-- start of EXERCISE DATA --

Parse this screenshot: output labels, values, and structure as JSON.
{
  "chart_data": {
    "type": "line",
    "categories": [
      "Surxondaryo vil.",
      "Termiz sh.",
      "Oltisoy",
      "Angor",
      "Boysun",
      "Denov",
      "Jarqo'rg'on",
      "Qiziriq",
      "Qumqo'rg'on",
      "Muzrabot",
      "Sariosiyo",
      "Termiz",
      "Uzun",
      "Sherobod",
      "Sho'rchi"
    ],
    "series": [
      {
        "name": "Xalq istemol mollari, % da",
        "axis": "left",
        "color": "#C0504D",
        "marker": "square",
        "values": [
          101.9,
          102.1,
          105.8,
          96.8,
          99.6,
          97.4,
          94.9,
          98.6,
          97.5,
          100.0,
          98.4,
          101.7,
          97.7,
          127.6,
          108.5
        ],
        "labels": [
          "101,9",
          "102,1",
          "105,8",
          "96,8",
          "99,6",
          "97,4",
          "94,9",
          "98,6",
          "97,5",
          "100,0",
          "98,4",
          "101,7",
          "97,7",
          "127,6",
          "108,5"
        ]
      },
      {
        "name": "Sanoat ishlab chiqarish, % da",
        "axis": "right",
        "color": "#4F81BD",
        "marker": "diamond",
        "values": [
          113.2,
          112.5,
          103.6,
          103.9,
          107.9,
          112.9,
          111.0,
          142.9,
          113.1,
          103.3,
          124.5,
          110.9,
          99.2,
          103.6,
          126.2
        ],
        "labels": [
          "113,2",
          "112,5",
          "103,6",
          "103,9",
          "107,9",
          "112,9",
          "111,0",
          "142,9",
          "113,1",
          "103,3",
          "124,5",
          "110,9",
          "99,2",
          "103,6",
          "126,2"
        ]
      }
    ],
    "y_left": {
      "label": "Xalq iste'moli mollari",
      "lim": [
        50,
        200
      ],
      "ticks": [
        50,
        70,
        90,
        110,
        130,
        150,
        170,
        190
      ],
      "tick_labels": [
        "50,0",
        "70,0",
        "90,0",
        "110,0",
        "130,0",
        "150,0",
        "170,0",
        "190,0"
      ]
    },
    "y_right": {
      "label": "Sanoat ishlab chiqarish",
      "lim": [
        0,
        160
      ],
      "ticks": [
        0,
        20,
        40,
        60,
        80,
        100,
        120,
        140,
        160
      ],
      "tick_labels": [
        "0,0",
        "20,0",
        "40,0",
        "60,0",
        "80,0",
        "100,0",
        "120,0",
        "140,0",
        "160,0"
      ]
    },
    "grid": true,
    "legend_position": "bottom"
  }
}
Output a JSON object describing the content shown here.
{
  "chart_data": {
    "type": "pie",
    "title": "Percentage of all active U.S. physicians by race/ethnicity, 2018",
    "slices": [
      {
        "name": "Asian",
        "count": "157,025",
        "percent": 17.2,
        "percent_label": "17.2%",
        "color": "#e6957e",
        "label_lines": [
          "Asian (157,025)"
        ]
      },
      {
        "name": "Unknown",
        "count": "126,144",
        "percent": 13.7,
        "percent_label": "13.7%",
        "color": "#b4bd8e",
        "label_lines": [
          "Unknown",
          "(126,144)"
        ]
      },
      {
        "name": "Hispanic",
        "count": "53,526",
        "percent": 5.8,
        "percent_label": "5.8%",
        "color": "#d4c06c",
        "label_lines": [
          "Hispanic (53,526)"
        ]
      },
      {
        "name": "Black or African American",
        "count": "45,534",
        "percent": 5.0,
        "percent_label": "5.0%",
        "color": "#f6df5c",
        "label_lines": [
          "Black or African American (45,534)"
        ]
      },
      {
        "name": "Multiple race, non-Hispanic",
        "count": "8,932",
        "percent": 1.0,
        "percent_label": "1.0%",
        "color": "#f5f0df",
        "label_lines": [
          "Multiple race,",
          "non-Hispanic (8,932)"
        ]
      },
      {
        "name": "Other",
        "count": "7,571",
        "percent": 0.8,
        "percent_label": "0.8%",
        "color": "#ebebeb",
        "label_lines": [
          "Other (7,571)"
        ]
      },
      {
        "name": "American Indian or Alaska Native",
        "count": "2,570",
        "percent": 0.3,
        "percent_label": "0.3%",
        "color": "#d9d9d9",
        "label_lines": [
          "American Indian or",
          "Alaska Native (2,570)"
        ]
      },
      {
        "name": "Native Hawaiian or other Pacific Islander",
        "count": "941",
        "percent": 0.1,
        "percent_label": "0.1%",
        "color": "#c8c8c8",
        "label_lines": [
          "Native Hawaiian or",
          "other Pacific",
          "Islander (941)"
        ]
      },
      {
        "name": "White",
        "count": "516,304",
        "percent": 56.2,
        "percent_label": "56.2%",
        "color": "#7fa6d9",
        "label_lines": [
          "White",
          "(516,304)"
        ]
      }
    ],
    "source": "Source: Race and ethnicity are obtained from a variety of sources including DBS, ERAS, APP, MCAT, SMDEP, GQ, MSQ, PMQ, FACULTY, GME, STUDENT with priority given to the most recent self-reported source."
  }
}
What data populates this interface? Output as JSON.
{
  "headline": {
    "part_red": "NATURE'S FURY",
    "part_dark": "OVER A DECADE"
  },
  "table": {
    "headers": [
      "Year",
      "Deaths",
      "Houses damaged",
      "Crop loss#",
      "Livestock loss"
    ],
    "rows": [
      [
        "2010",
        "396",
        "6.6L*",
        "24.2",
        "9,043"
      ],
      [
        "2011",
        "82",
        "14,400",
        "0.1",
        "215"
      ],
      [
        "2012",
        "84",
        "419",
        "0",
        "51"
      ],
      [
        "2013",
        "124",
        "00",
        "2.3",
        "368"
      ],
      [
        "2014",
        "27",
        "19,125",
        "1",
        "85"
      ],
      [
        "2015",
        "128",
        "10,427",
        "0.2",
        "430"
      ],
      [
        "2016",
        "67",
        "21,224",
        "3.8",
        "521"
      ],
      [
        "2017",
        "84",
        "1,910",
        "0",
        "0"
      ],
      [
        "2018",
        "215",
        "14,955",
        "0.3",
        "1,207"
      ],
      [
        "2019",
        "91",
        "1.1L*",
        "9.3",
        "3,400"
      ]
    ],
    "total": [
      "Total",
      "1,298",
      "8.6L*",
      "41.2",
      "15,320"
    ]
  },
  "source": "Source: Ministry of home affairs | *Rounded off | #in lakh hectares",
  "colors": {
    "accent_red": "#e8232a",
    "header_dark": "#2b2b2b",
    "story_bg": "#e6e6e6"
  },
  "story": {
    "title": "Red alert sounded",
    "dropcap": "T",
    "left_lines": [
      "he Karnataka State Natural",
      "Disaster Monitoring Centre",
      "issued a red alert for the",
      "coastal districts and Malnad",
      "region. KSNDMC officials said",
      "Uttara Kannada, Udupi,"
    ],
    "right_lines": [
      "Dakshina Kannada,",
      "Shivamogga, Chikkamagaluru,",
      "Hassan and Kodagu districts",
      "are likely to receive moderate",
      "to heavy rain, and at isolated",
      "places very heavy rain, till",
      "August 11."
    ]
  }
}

-- end of EXERCISE DATA --

Recopy the entries above exactly, with every line included.

Parse this screenshot: output labels, values, and structure as JSON.
{
  "chart_data": {
    "type": "line",
    "categories": [
      "Surxondaryo vil.",
      "Termiz sh.",
      "Oltisoy",
      "Angor",
      "Boysun",
      "Denov",
      "Jarqo'rg'on",
      "Qiziriq",
      "Qumqo'rg'on",
      "Muzrabot",
      "Sariosiyo",
      "Termiz",
      "Uzun",
      "Sherobod",
      "Sho'rchi"
    ],
    "series": [
      {
        "name": "Xalq istemol mollari, % da",
        "axis": "left",
        "color": "#C0504D",
        "marker": "square",
        "values": [
          101.9,
          102.1,
          105.8,
          96.8,
          99.6,
          97.4,
          94.9,
          98.6,
          97.5,
          100.0,
          98.4,
          101.7,
          97.7,
          127.6,
          108.5
        ],
        "labels": [
          "101,9",
          "102,1",
          "105,8",
          "96,8",
          "99,6",
          "97,4",
          "94,9",
          "98,6",
          "97,5",
          "100,0",
          "98,4",
          "101,7",
          "97,7",
          "127,6",
          "108,5"
        ]
      },
      {
        "name": "Sanoat ishlab chiqarish, % da",
        "axis": "right",
        "color": "#4F81BD",
        "marker": "diamond",
        "values": [
          113.2,
          112.5,
          103.6,
          103.9,
          107.9,
          112.9,
          111.0,
          142.9,
          113.1,
          103.3,
          124.5,
          110.9,
          99.2,
          103.6,
          126.2
        ],
        "labels": [
          "113,2",
          "112,5",
          "103,6",
          "103,9",
          "107,9",
          "112,9",
          "111,0",
          "142,9",
          "113,1",
          "103,3",
          "124,5",
          "110,9",
          "99,2",
          "103,6",
          "126,2"
        ]
      }
    ],
    "y_left": {
      "label": "Xalq iste'moli mollari",
      "lim": [
        50,
        200
      ],
      "ticks": [
        50,
        70,
        90,
        110,
        130,
        150,
        170,
        190
      ],
      "tick_labels": [
        "50,0",
        "70,0",
        "90,0",
        "110,0",
        "130,0",
        "150,0",
        "170,0",
        "190,0"
      ]
    },
    "y_right": {
      "label": "Sanoat ishlab chiqarish",
      "lim": [
        0,
        160
      ],
      "ticks": [
        0,
        20,
        40,
        60,
        80,
        100,
        120,
        140,
        160
      ],
      "tick_labels": [
        "0,0",
        "20,0",
        "40,0",
        "60,0",
        "80,0",
        "100,0",
        "120,0",
        "140,0",
        "160,0"
      ]
    },
    "grid": true,
    "legend_position": "bottom"
  }
}
Output a JSON object describing the content shown here.
{
  "chart_data": {
    "type": "pie",
    "title": "Percentage of all active U.S. physicians by race/ethnicity, 2018",
    "slices": [
      {
        "name": "Asian",
        "count": "157,025",
        "percent": 17.2,
        "percent_label": "17.2%",
        "color": "#e6957e",
        "label_lines": [
          "Asian (157,025)"
        ]
      },
      {
        "name": "Unknown",
        "count": "126,144",
        "percent": 13.7,
        "percent_label": "13.7%",
        "color": "#b4bd8e",
        "label_lines": [
          "Unknown",
          "(126,144)"
        ]
      },
      {
        "name": "Hispanic",
        "count": "53,526",
        "percent": 5.8,
        "percent_label": "5.8%",
        "color": "#d4c06c",
        "label_lines": [
          "Hispanic (53,526)"
        ]
      },
      {
        "name": "Black or African American",
        "count": "45,534",
        "percent": 5.0,
        "percent_label": "5.0%",
        "color": "#f6df5c",
        "label_lines": [
          "Black or African American (45,534)"
        ]
      },
      {
        "name": "Multiple race, non-Hispanic",
        "count": "8,932",
        "percent": 1.0,
        "percent_label": "1.0%",
        "color": "#f5f0df",
        "label_lines": [
          "Multiple race,",
          "non-Hispanic (8,932)"
        ]
      },
      {
        "name": "Other",
        "count": "7,571",
        "percent": 0.8,
        "percent_label": "0.8%",
        "color": "#ebebeb",
        "label_lines": [
          "Other (7,571)"
        ]
      },
      {
        "name": "American Indian or Alaska Native",
        "count": "2,570",
        "percent": 0.3,
        "percent_label": "0.3%",
        "color": "#d9d9d9",
        "label_lines": [
          "American Indian or",
          "Alaska Native (2,570)"
        ]
      },
      {
        "name": "Native Hawaiian or other Pacific Islander",
        "count": "941",
        "percent": 0.1,
        "percent_label": "0.1%",
        "color": "#c8c8c8",
        "label_lines": [
          "Native Hawaiian or",
          "other Pacific",
          "Islander (941)"
        ]
      },
      {
        "name": "White",
        "count": "516,304",
        "percent": 56.2,
        "percent_label": "56.2%",
        "color": "#7fa6d9",
        "label_lines": [
          "White",
          "(516,304)"
        ]
      }
    ],
    "source": "Source: Race and ethnicity are obtained from a variety of sources including DBS, ERAS, APP, MCAT, SMDEP, GQ, MSQ, PMQ, FACULTY, GME, STUDENT with priority given to the most recent self-reported source."
  }
}
What data populates this interface? Output as JSON.
{
  "headline": {
    "part_red": "NATURE'S FURY",
    "part_dark": "OVER A DECADE"
  },
  "table": {
    "headers": [
      "Year",
      "Deaths",
      "Houses damaged",
      "Crop loss#",
      "Livestock loss"
    ],
    "rows": [
      [
        "2010",
        "396",
        "6.6L*",
        "24.2",
        "9,043"
      ],
      [
        "2011",
        "82",
        "14,400",
        "0.1",
        "215"
      ],
      [
        "2012",
        "84",
        "419",
        "0",
        "51"
      ],
      [
        "2013",
        "124",
        "00",
        "2.3",
        "368"
      ],
      [
        "2014",
        "27",
        "19,125",
        "1",
        "85"
      ],
      [
        "2015",
        "128",
        "10,427",
        "0.2",
        "430"
      ],
      [
        "2016",
        "67",
        "21,224",
        "3.8",
        "521"
      ],
      [
        "2017",
        "84",
        "1,910",
        "0",
        "0"
      ],
      [
        "2018",
        "215",
        "14,955",
        "0.3",
        "1,207"
      ],
      [
        "2019",
        "91",
        "1.1L*",
        "9.3",
        "3,400"
      ]
    ],
    "total": [
      "Total",
      "1,298",
      "8.6L*",
      "41.2",
      "15,320"
    ]
  },
  "source": "Source: Ministry of home affairs | *Rounded off | #in lakh hectares",
  "colors": {
    "accent_red": "#e8232a",
    "header_dark": "#2b2b2b",
    "story_bg": "#e6e6e6"
  },
  "story": {
    "title": "Red alert sounded",
    "dropcap": "T",
    "left_lines": [
      "he Karnataka State Natural",
      "Disaster Monitoring Centre",
      "issued a red alert for the",
      "coastal districts and Malnad",
      "region. KSNDMC officials said",
      "Uttara Kannada, Udupi,"
    ],
    "right_lines": [
      "Dakshina Kannada,",
      "Shivamogga, Chikkamagaluru,",
      "Hassan and Kodagu districts",
      "are likely to receive moderate",
      "to heavy rain, and at isolated",
      "places very heavy rain, till",
      "August 11."
    ]
  }
}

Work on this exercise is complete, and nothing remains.